• _PROBLEM DETAILS_
Search the listing for the string "likes" and copy every line that contains it.

• _EXTRACTED MATERIAL_
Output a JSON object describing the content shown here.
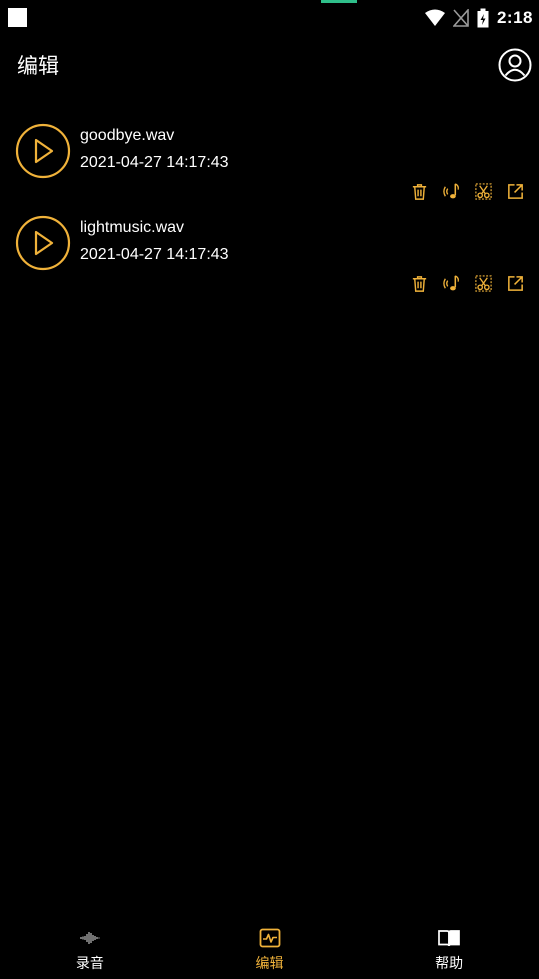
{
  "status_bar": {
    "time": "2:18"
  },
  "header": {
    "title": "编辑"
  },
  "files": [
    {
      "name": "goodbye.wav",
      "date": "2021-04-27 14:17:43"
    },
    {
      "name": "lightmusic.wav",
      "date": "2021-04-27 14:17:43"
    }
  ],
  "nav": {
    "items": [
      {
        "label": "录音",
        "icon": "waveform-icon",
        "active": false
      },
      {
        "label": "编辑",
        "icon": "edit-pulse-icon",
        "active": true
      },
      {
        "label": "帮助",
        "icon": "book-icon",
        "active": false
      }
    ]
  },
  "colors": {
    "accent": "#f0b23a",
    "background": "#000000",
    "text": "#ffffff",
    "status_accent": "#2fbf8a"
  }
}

--

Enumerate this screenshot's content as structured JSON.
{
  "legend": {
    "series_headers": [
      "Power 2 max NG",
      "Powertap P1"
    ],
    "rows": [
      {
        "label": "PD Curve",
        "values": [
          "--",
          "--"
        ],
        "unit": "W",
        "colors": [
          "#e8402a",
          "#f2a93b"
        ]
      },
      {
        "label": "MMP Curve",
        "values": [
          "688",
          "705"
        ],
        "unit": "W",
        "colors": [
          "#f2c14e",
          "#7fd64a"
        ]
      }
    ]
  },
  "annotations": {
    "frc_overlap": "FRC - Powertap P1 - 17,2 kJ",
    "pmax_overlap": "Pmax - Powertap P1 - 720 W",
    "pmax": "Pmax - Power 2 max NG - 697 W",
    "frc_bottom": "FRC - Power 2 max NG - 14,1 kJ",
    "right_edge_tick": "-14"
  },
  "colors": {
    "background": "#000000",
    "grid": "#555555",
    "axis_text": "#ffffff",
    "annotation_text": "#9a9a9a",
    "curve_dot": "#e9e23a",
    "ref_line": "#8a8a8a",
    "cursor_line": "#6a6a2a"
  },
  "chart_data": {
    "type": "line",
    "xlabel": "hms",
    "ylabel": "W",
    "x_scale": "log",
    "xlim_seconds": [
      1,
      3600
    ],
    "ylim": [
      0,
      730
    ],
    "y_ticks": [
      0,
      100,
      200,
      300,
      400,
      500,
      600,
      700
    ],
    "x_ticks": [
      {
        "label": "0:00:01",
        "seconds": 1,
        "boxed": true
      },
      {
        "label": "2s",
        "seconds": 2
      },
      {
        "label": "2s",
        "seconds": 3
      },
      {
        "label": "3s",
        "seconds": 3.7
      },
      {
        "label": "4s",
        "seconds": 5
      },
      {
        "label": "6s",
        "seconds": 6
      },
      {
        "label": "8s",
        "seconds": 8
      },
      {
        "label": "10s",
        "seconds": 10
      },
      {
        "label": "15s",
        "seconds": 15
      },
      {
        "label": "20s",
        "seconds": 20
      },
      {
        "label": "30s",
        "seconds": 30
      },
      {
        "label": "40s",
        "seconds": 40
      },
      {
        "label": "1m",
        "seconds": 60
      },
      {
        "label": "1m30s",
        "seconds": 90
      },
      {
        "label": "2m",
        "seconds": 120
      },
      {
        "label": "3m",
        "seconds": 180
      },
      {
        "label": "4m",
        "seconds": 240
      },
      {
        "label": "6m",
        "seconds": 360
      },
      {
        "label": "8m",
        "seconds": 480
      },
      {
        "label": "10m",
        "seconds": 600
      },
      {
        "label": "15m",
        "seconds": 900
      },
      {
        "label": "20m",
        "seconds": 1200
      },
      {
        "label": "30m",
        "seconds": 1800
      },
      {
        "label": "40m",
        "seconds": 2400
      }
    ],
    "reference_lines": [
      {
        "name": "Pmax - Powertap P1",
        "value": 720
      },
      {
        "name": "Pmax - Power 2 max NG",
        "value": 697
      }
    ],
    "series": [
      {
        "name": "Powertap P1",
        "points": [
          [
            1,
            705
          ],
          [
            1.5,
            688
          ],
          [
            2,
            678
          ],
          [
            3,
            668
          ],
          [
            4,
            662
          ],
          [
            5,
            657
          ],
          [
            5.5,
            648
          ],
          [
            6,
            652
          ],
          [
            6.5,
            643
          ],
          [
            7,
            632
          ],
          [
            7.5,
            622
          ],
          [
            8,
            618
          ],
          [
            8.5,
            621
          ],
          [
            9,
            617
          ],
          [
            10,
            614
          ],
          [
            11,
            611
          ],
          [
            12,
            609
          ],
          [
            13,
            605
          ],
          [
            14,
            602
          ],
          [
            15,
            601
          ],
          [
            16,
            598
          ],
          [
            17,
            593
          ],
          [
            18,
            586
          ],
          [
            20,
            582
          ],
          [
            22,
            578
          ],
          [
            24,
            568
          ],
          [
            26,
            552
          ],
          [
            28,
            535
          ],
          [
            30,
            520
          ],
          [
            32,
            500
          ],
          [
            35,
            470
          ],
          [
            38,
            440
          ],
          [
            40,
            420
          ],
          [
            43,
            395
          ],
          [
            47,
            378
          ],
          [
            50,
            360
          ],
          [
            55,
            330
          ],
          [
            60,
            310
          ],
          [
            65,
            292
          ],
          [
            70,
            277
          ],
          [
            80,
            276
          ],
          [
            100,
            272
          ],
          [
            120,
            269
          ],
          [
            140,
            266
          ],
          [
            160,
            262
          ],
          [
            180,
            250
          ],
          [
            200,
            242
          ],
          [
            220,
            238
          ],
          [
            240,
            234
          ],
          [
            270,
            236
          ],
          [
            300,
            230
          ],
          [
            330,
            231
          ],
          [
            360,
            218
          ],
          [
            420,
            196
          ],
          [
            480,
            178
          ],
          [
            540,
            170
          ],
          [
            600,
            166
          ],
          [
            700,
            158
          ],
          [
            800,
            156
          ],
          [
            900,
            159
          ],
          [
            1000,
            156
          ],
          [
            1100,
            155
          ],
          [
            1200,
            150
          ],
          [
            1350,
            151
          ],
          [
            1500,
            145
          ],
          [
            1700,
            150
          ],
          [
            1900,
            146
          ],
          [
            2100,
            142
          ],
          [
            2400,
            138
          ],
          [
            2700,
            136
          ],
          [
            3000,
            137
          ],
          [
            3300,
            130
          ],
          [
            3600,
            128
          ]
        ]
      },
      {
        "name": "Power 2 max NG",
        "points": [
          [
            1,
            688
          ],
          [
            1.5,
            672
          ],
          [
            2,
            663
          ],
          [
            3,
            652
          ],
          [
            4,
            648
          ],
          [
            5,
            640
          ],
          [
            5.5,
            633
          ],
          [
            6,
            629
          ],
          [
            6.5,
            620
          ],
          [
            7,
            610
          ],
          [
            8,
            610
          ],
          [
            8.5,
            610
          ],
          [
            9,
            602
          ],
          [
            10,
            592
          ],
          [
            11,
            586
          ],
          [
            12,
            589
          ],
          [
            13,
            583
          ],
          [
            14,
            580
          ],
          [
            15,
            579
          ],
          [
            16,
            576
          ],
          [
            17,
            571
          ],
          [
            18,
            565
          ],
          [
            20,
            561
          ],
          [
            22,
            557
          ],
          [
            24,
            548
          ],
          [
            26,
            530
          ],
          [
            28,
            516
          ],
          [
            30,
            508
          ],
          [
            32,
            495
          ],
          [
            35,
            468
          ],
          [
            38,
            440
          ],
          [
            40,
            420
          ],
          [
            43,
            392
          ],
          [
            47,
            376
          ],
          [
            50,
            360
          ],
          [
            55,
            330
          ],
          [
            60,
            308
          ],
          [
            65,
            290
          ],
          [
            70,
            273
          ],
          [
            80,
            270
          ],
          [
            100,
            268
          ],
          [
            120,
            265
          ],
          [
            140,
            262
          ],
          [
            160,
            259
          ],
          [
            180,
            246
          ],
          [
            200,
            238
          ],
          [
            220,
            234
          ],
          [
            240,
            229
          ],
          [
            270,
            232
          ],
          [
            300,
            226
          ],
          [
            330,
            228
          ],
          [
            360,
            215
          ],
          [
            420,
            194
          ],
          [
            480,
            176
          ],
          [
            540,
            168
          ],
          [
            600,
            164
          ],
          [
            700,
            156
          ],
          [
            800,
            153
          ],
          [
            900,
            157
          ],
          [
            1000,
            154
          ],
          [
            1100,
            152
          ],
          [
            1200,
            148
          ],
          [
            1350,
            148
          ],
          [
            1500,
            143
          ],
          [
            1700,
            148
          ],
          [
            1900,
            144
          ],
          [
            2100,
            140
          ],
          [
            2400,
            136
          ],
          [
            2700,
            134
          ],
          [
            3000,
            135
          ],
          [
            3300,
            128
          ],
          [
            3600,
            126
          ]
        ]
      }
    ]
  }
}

* * *

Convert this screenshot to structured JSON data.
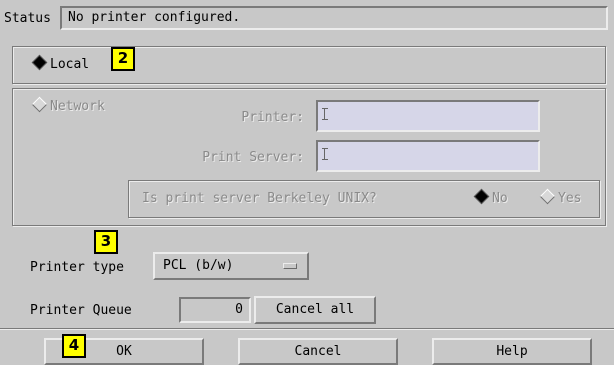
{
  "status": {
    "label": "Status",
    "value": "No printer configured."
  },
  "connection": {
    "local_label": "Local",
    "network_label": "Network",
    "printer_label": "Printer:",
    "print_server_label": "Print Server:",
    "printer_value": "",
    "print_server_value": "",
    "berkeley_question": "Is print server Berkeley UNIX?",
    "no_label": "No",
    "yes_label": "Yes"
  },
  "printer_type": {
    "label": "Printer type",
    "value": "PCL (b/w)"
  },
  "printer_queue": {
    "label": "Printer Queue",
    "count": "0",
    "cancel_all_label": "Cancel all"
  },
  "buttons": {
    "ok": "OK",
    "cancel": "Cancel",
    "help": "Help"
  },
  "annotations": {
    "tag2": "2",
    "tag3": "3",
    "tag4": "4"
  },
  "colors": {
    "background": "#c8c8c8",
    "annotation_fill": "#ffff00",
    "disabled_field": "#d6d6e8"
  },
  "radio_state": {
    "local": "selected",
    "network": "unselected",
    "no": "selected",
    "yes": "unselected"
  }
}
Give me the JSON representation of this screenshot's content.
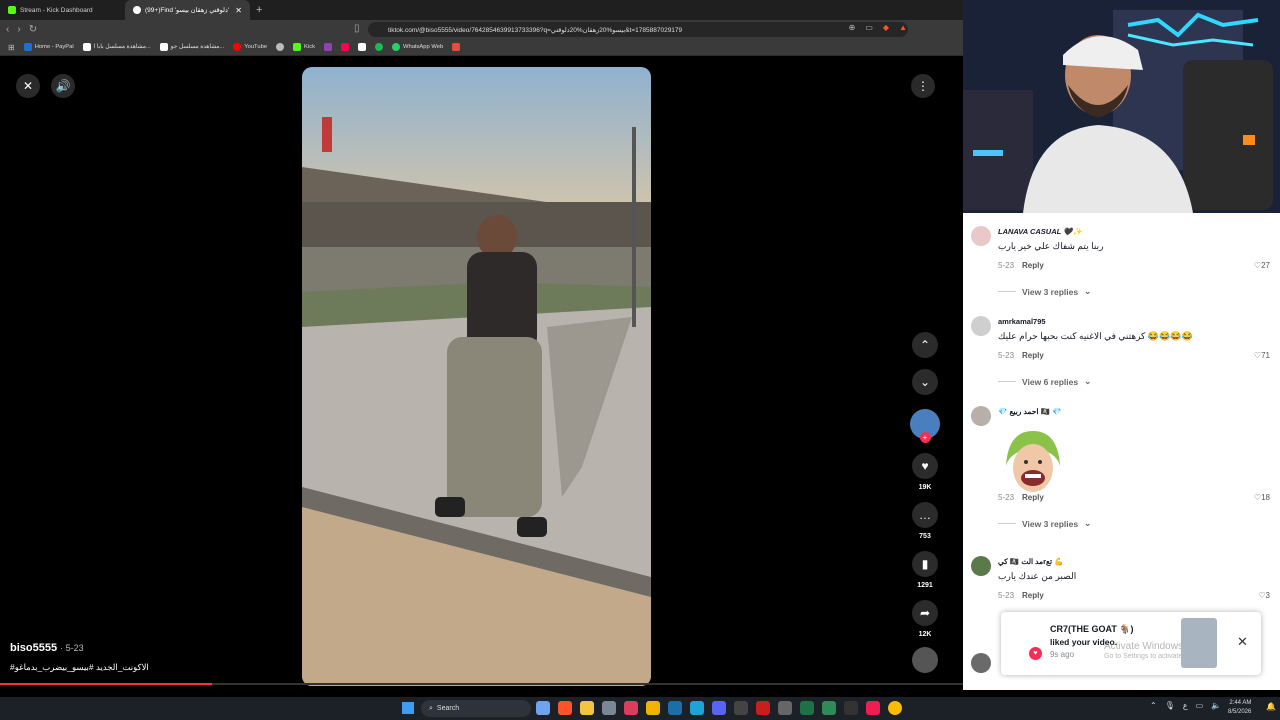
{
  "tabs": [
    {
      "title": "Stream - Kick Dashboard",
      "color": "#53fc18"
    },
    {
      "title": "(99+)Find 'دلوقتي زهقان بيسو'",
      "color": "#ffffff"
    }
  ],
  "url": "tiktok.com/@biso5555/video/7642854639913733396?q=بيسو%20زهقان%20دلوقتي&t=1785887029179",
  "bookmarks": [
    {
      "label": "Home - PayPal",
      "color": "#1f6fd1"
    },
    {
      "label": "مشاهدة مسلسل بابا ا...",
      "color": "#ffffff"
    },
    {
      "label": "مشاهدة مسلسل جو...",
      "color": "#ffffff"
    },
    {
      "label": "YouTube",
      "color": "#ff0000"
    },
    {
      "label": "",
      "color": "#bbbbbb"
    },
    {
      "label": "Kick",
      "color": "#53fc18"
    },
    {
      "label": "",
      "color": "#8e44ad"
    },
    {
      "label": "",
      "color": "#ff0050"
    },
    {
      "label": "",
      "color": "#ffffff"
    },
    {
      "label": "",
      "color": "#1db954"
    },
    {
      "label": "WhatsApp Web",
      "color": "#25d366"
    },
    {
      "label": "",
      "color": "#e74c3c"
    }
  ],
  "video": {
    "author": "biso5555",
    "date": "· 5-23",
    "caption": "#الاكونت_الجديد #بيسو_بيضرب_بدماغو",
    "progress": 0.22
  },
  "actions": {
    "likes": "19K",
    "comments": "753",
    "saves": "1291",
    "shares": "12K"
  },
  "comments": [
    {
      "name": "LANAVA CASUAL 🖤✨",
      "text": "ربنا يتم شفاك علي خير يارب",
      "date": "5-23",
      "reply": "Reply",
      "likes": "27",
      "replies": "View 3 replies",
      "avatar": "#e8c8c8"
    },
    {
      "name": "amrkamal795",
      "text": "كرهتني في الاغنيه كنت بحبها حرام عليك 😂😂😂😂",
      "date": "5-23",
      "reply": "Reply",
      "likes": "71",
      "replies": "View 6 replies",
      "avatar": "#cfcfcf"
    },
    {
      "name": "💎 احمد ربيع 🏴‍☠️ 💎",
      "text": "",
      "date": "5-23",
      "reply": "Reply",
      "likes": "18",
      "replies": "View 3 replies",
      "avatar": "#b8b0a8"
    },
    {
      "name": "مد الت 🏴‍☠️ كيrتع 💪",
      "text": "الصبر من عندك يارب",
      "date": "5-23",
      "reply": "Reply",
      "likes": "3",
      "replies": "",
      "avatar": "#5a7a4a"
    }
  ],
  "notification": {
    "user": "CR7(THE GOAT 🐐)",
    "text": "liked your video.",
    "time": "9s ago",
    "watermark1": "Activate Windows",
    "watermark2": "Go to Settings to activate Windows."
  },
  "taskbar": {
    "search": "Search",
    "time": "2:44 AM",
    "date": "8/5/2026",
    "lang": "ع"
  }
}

• _RESPONSE BELOW_
    "likes": "19K",
      "likes": "27",
      "likes": "71",
      "likes": "18",
      "likes": "3",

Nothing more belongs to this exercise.